Dataset entries
* BEGIN *
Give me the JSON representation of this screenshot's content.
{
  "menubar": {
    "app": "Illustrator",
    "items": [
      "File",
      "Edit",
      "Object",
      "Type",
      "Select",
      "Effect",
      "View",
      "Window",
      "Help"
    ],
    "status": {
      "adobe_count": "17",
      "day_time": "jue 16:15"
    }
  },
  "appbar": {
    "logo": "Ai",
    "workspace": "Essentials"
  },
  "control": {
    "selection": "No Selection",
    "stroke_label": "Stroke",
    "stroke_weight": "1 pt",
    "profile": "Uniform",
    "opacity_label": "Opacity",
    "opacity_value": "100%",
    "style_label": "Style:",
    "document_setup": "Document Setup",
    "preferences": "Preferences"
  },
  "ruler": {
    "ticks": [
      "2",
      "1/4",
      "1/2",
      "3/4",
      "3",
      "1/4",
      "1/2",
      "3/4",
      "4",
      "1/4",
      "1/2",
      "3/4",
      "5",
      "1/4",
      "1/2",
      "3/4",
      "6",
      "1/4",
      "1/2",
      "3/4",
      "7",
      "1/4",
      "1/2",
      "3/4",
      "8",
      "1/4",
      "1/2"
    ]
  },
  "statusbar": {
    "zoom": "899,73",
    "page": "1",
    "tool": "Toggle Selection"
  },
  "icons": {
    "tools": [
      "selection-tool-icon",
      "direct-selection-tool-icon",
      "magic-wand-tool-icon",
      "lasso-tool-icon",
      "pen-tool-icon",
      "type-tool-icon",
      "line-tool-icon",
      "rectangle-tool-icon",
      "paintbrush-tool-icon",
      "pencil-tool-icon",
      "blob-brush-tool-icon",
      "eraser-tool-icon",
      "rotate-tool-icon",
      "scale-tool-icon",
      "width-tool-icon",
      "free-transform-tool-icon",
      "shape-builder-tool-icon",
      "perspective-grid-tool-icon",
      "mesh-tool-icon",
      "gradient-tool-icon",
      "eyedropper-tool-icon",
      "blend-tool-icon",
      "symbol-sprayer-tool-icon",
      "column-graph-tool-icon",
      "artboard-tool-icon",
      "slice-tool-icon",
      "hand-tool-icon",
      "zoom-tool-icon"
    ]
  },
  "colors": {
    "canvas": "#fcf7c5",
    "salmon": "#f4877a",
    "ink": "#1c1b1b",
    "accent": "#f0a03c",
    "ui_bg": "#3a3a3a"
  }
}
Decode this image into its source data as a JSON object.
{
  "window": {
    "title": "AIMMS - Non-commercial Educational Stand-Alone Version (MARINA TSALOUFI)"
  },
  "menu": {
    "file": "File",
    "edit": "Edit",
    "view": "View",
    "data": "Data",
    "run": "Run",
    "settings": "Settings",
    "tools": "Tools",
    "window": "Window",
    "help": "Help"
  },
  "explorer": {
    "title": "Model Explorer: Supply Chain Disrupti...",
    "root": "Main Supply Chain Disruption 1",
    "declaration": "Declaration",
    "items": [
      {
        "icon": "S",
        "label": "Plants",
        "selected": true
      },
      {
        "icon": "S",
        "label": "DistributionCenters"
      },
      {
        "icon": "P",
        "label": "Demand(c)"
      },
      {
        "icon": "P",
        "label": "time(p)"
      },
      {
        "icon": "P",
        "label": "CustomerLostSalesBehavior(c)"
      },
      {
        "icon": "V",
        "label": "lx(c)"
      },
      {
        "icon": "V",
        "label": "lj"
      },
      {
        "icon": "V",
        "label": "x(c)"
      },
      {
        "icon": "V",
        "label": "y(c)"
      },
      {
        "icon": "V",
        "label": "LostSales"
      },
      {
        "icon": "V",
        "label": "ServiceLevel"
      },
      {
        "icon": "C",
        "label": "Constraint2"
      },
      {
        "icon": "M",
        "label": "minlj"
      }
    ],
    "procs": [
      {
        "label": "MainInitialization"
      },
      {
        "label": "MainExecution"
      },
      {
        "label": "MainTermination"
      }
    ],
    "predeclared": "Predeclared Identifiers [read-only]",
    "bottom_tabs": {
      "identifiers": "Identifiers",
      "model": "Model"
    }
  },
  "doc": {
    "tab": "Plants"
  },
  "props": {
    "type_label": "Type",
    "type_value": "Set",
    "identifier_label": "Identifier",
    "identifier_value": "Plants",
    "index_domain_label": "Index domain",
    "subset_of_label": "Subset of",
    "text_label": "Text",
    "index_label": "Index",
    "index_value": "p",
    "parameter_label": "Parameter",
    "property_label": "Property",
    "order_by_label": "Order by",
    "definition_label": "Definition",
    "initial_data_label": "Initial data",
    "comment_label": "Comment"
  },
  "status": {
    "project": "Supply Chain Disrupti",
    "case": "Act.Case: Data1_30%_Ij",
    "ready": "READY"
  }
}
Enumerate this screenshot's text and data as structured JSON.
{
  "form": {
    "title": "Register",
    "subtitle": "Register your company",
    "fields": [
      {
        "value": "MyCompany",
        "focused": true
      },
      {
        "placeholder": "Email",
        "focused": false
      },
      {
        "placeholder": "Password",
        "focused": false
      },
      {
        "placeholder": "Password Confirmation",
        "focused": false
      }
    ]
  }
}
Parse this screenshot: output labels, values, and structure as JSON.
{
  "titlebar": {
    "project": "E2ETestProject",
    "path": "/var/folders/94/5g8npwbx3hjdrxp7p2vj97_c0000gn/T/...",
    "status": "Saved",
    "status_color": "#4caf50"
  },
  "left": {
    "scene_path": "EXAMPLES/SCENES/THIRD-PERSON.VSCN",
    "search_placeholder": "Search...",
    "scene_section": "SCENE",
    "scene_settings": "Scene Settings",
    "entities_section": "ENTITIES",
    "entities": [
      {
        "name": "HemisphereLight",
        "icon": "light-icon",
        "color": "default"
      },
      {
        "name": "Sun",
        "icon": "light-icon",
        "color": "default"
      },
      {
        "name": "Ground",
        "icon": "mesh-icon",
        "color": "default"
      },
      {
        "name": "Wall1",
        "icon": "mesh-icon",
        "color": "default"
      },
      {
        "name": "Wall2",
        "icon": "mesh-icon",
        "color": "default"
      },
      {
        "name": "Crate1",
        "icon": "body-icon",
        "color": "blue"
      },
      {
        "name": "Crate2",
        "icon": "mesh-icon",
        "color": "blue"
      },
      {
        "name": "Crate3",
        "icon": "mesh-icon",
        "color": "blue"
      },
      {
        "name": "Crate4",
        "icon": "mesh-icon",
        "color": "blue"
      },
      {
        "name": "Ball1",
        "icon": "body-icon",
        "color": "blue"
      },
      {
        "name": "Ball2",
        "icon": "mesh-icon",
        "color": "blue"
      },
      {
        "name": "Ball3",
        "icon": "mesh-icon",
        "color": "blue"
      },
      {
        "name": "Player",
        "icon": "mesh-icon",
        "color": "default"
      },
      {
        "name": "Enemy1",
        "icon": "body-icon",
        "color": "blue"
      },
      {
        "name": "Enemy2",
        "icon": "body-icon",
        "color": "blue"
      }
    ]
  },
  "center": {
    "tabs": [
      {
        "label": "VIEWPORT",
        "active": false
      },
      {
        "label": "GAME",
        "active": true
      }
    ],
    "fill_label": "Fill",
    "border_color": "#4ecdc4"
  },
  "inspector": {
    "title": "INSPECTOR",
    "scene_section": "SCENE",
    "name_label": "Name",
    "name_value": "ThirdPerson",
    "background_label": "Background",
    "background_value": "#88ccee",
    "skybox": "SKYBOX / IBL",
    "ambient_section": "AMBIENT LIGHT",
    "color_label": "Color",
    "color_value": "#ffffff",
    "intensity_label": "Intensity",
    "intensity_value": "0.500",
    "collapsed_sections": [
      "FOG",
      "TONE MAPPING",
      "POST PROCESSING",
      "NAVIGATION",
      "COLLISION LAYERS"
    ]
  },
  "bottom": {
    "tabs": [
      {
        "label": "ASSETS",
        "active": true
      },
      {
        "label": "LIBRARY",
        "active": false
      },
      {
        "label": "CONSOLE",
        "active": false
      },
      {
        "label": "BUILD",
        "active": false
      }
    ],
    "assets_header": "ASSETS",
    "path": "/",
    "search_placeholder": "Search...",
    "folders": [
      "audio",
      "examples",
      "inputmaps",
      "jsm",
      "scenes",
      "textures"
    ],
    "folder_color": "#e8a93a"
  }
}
* END *
:: Exercise directions ::
Copy out each line of the data containing the string "JSON".

:: Response to the exercise ::
Give me the JSON representation of this screenshot's content.
Decode this image into its source data as a JSON object.
Enumerate this screenshot's text and data as structured JSON.
Parse this screenshot: output labels, values, and structure as JSON.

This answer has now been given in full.